__Problem details__
Copy each line with the word "been" in it.

[Stored entries]
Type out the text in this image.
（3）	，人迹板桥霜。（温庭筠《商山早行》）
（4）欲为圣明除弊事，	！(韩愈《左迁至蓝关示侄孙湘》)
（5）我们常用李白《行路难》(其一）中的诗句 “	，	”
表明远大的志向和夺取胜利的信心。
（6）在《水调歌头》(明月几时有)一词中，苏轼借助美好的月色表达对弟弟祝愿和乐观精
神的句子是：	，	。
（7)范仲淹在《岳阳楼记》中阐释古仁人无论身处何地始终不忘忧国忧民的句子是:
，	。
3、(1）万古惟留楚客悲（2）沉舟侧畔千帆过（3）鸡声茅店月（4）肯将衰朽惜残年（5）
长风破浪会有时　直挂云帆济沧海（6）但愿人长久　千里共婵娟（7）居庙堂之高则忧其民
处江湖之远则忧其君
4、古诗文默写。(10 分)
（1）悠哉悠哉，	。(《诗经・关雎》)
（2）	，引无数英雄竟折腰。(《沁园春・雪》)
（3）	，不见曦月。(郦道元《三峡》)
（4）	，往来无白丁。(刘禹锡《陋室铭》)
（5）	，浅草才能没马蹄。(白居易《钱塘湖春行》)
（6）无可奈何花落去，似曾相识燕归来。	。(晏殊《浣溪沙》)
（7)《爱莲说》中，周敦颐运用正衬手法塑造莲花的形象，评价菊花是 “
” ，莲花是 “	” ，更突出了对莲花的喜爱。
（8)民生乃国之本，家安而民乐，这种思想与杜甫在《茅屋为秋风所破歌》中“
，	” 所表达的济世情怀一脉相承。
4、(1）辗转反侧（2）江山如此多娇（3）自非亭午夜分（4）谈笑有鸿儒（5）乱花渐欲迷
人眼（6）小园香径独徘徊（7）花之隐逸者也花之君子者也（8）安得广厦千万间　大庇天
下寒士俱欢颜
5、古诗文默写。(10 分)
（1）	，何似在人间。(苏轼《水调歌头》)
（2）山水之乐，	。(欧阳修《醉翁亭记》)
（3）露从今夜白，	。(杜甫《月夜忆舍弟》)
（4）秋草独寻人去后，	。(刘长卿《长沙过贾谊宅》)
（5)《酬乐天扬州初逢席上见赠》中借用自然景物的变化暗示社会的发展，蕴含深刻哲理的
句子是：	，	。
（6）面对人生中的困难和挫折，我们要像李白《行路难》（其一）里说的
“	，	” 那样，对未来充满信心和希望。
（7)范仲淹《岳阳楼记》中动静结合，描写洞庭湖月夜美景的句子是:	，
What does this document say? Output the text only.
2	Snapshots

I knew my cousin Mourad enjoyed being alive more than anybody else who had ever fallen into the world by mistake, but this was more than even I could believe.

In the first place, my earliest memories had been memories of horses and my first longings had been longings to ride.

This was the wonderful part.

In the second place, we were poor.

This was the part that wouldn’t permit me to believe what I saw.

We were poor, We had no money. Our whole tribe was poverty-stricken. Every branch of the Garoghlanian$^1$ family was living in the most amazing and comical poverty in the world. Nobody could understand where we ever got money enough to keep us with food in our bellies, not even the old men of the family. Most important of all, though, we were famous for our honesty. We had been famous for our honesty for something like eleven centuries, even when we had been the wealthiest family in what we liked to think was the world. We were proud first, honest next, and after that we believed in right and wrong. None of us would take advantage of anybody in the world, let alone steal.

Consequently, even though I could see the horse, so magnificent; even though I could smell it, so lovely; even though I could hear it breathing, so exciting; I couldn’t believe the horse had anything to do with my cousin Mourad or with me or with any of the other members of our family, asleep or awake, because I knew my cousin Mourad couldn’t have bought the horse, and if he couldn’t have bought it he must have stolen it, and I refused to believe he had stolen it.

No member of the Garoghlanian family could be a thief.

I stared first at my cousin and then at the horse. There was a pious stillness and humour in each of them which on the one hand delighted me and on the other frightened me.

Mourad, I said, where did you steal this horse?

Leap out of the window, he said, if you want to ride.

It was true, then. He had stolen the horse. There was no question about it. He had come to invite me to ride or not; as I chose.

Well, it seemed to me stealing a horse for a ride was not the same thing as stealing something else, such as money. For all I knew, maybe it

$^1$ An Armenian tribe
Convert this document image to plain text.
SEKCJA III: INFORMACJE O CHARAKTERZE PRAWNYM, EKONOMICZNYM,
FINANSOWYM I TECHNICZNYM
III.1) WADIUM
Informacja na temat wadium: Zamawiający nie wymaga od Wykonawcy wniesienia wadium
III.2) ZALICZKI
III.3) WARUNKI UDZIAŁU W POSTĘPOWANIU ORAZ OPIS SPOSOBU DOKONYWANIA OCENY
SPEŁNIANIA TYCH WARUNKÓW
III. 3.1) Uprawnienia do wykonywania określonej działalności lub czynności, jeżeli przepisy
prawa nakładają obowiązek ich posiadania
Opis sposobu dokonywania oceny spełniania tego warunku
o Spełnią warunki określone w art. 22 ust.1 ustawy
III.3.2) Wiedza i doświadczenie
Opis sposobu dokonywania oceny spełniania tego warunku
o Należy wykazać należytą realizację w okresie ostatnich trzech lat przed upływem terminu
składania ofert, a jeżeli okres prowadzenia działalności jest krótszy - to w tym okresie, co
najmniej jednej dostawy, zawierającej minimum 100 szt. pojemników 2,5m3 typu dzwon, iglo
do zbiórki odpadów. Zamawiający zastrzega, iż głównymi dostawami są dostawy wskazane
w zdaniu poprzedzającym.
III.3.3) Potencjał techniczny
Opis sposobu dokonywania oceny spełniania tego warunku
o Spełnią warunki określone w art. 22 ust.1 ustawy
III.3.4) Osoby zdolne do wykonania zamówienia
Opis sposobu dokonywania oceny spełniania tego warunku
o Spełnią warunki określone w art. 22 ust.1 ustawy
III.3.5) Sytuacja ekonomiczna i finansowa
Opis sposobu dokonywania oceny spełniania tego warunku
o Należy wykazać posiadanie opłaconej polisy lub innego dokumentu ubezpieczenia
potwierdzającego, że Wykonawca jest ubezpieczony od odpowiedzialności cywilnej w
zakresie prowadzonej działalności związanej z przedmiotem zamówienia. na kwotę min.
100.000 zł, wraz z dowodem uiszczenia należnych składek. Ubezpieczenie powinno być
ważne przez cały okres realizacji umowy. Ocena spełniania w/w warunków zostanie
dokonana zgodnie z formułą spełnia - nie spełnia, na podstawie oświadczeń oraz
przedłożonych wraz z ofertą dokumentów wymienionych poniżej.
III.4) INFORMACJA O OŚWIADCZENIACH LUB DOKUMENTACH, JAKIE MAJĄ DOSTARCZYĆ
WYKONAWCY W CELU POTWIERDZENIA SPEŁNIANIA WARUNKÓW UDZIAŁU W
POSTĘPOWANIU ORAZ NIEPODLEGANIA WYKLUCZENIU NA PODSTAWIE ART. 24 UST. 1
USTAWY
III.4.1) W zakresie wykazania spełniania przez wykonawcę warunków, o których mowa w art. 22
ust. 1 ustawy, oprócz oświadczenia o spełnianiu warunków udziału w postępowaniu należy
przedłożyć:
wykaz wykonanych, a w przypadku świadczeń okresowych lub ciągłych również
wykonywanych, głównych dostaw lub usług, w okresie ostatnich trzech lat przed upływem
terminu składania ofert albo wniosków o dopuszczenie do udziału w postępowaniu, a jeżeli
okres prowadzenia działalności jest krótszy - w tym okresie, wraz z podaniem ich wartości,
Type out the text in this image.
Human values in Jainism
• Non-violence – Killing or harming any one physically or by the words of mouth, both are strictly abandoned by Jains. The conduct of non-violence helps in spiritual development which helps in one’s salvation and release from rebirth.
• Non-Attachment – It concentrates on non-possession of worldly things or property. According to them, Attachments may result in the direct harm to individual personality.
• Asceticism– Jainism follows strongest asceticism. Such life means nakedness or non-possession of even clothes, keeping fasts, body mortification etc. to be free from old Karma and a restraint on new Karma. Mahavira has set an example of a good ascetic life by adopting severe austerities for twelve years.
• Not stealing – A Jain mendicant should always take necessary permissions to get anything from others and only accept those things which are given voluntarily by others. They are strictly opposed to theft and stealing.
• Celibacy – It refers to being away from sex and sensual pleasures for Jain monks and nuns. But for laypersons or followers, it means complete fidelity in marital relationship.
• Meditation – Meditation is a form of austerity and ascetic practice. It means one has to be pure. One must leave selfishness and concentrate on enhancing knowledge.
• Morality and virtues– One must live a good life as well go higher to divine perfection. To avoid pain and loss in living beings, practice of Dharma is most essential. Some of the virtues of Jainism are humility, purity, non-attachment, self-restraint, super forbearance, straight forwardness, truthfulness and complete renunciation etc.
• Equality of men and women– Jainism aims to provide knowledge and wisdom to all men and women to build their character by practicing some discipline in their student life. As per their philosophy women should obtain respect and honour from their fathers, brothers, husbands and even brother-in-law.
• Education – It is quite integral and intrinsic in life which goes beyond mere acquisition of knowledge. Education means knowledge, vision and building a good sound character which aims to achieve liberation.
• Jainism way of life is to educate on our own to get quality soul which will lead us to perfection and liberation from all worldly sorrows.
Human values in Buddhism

__Task result__
In the first place, my earliest memories had been memories of horses and my first longings had been longings to ride.
We were poor, We had no money. Our whole tribe was poverty-stricken. Every branch of the Garoghlanian$^1$ family was living in the most amazing and comical poverty in the world. Nobody could understand where we ever got money enough to keep us with food in our bellies, not even the old men of the family. Most important of all, though, we were famous for our honesty. We had been famous for our honesty for something like eleven centuries, even when we had been the wealthiest family in what we liked to think was the world. We were proud first, honest next, and after that we believed in right and wrong. None of us would take advantage of anybody in the world, let alone steal.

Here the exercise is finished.